--- Input for this task ---
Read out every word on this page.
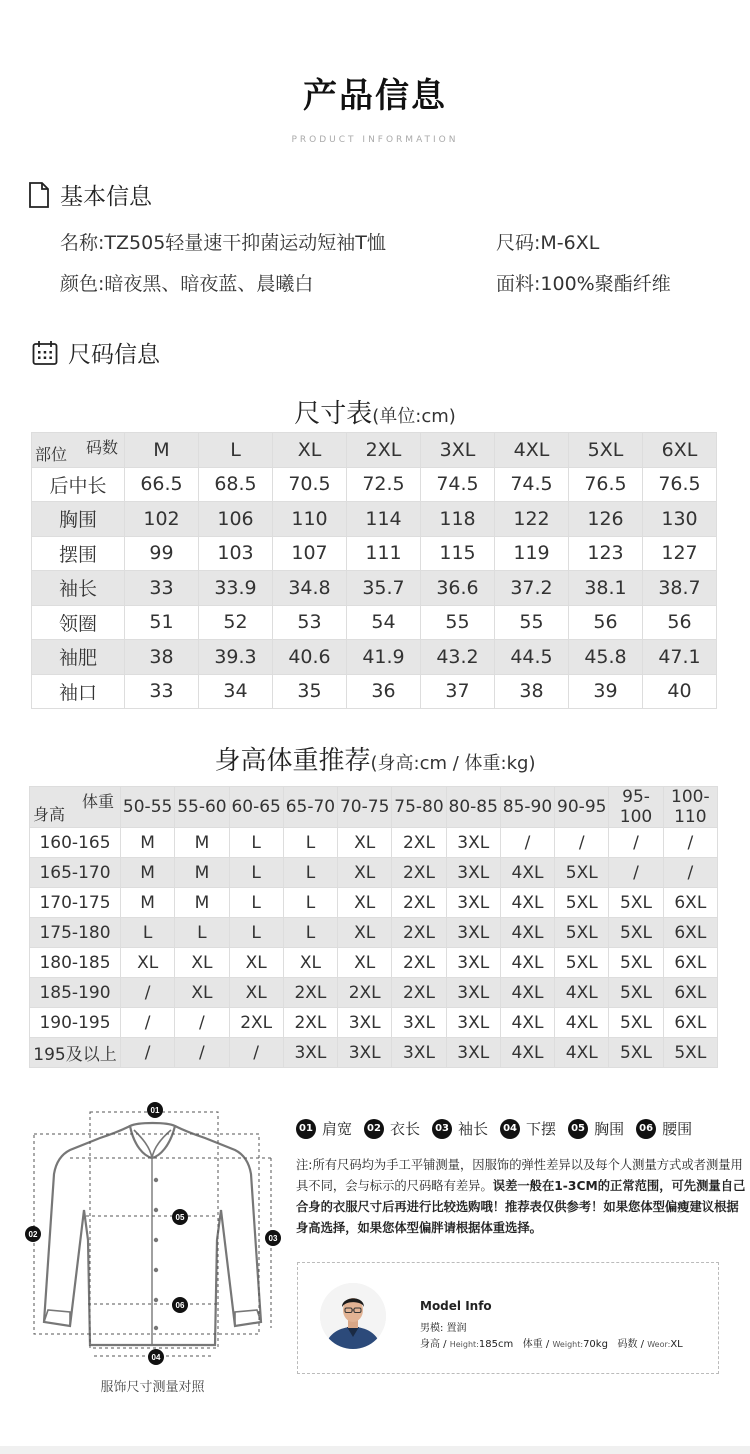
产品信息
PRODUCT INFORMATION
基本信息
名称:TZ505轻量速干抑菌运动短袖T恤	尺码:M-6XL
颜色:暗夜黑、暗夜蓝、晨曦白	面料:100%聚酯纤维
尺码信息
尺寸表(单位:cm)
码数
部位	M	L	XL	2XL	3XL	4XL	5XL	6XL
后中长	66.5	68.5	70.5	72.5	74.5	74.5	76.5	76.5
胸围	102	106	110	114	118	122	126	130
摆围	99	103	107	111	115	119	123	127
袖长	33	33.9	34.8	35.7	36.6	37.2	38.1	38.7
领圈	51	52	53	54	55	55	56	56
袖肥	38	39.3	40.6	41.9	43.2	44.5	45.8	47.1
袖口	33	34	35	36	37	38	39	40
身高体重推荐(身高:cm / 体重:kg)
体重
身高	50-55	55-60	60-65	65-70	70-75	75-80	80-85	85-90	90-95	95-100	100-110
160-165	M	M	L	L	XL	2XL	3XL	/	/	/	/
165-170	M	M	L	L	XL	2XL	3XL	4XL	5XL	/	/
170-175	M	M	L	L	XL	2XL	3XL	4XL	5XL	5XL	6XL
175-180	L	L	L	L	XL	2XL	3XL	4XL	5XL	5XL	6XL
180-185	XL	XL	XL	XL	XL	2XL	3XL	4XL	5XL	5XL	6XL
185-190	/	XL	XL	2XL	2XL	2XL	3XL	4XL	4XL	5XL	6XL
190-195	/	/	2XL	2XL	3XL	3XL	3XL	4XL	4XL	5XL	6XL
195及以上	/	/	/	3XL	3XL	3XL	3XL	4XL	4XL	5XL	5XL
01
02	03
04
05
06
服饰尺寸测量对照
01 肩宽	02 衣长	03 袖长	04 下摆	05 胸围	06 腰围
注:所有尺码均为手工平铺测量，因服饰的弹性差异以及每个人测量方式或者测量用具不同，会与标示的尺码略有差异。误差一般在1-3CM的正常范围，可先测量自己合身的衣服尺寸后再进行比较选购哦！推荐表仅供参考！如果您体型偏瘦建议根据身高选择，如果您体型偏胖请根据体重选择。
Model Info
男模: 置润
身高 / Height:185cm 体重 / Weight:70kg 码数 / Weor:XL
---
Using the material above, set down every line exactly, but skip the pictures.

Read out every word on this page.
产品信息
PRODUCT INFORMATION
基本信息
名称:TZ505轻量速干抑菌运动短袖T恤	尺码:M-6XL
颜色:暗夜黑、暗夜蓝、晨曦白	面料:100%聚酯纤维
尺码信息
尺寸表(单位:cm)
码数
部位	M	L	XL	2XL	3XL	4XL	5XL	6XL
后中长	66.5	68.5	70.5	72.5	74.5	74.5	76.5	76.5
胸围	102	106	110	114	118	122	126	130
摆围	99	103	107	111	115	119	123	127
袖长	33	33.9	34.8	35.7	36.6	37.2	38.1	38.7
领圈	51	52	53	54	55	55	56	56
袖肥	38	39.3	40.6	41.9	43.2	44.5	45.8	47.1
袖口	33	34	35	36	37	38	39	40
身高体重推荐(身高:cm / 体重:kg)
体重
身高	50-55	55-60	60-65	65-70	70-75	75-80	80-85	85-90	90-95	95-100	100-110
160-165	M	M	L	L	XL	2XL	3XL	/	/	/	/
165-170	M	M	L	L	XL	2XL	3XL	4XL	5XL	/	/
170-175	M	M	L	L	XL	2XL	3XL	4XL	5XL	5XL	6XL
175-180	L	L	L	L	XL	2XL	3XL	4XL	5XL	5XL	6XL
180-185	XL	XL	XL	XL	XL	2XL	3XL	4XL	5XL	5XL	6XL
185-190	/	XL	XL	2XL	2XL	2XL	3XL	4XL	4XL	5XL	6XL
190-195	/	/	2XL	2XL	3XL	3XL	3XL	4XL	4XL	5XL	6XL
195及以上	/	/	/	3XL	3XL	3XL	3XL	4XL	4XL	5XL	5XL
01
02	03
04
05
06
服饰尺寸测量对照
01 肩宽	02 衣长	03 袖长	04 下摆	05 胸围	06 腰围
注:所有尺码均为手工平铺测量，因服饰的弹性差异以及每个人测量方式或者测量用具不同，会与标示的尺码略有差异。误差一般在1-3CM的正常范围，可先测量自己合身的衣服尺寸后再进行比较选购哦！推荐表仅供参考！如果您体型偏瘦建议根据身高选择，如果您体型偏胖请根据体重选择。
Model Info
男模: 置润
身高 / Height:185cm 体重 / Weight:70kg 码数 / Weor:XL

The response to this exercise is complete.